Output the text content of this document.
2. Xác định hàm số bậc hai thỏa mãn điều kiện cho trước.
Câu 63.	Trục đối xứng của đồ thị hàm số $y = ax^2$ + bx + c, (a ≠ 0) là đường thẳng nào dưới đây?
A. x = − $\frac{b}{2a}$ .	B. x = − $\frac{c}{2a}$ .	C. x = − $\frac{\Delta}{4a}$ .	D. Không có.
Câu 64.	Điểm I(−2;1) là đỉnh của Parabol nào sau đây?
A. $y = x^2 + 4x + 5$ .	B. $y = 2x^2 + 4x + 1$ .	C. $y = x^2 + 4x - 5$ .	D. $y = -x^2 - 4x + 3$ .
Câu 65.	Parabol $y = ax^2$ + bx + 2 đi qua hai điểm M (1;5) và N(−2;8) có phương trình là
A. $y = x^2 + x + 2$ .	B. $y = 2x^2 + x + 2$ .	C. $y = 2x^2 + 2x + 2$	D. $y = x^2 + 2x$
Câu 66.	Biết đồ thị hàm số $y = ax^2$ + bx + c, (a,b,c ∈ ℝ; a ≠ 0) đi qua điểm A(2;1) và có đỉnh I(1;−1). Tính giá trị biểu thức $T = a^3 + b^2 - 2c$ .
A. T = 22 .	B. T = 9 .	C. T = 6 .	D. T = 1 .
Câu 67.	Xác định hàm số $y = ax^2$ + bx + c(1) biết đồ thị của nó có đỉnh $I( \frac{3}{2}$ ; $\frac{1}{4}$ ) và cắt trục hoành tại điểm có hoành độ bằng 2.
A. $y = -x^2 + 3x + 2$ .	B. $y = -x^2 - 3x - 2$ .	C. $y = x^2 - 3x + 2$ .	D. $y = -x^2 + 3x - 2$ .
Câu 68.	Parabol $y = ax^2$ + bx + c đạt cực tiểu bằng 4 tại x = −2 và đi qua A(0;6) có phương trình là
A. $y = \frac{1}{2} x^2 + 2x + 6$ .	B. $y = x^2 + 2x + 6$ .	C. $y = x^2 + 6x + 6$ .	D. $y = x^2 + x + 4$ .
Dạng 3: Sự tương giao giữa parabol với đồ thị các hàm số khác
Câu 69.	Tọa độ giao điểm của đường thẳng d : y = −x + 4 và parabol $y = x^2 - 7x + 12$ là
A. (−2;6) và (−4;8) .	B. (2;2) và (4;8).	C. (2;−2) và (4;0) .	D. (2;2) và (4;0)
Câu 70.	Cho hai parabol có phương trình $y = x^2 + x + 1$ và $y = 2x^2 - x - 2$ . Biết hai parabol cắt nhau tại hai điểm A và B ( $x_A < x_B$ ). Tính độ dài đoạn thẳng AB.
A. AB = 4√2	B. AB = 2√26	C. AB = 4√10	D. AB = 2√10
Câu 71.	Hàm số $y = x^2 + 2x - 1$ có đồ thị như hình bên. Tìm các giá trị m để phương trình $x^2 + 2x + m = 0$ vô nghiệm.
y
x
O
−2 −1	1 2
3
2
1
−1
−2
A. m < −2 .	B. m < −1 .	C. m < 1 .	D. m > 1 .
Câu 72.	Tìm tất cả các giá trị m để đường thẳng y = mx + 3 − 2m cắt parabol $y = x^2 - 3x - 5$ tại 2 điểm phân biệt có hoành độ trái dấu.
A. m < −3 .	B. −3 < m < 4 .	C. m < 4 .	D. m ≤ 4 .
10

## Short task:
Find the word "định" in the data and copy out each line where it turns up.

## Written reply:
2. Xác định hàm số bậc hai thỏa mãn điều kiện cho trước.
Câu 67.	Xác định hàm số $y = ax^2$ + bx + c(1) biết đồ thị của nó có đỉnh $I( \frac{3}{2}$ ; $\frac{1}{4}$ ) và cắt trục hoành tại điểm có hoành độ bằng 2.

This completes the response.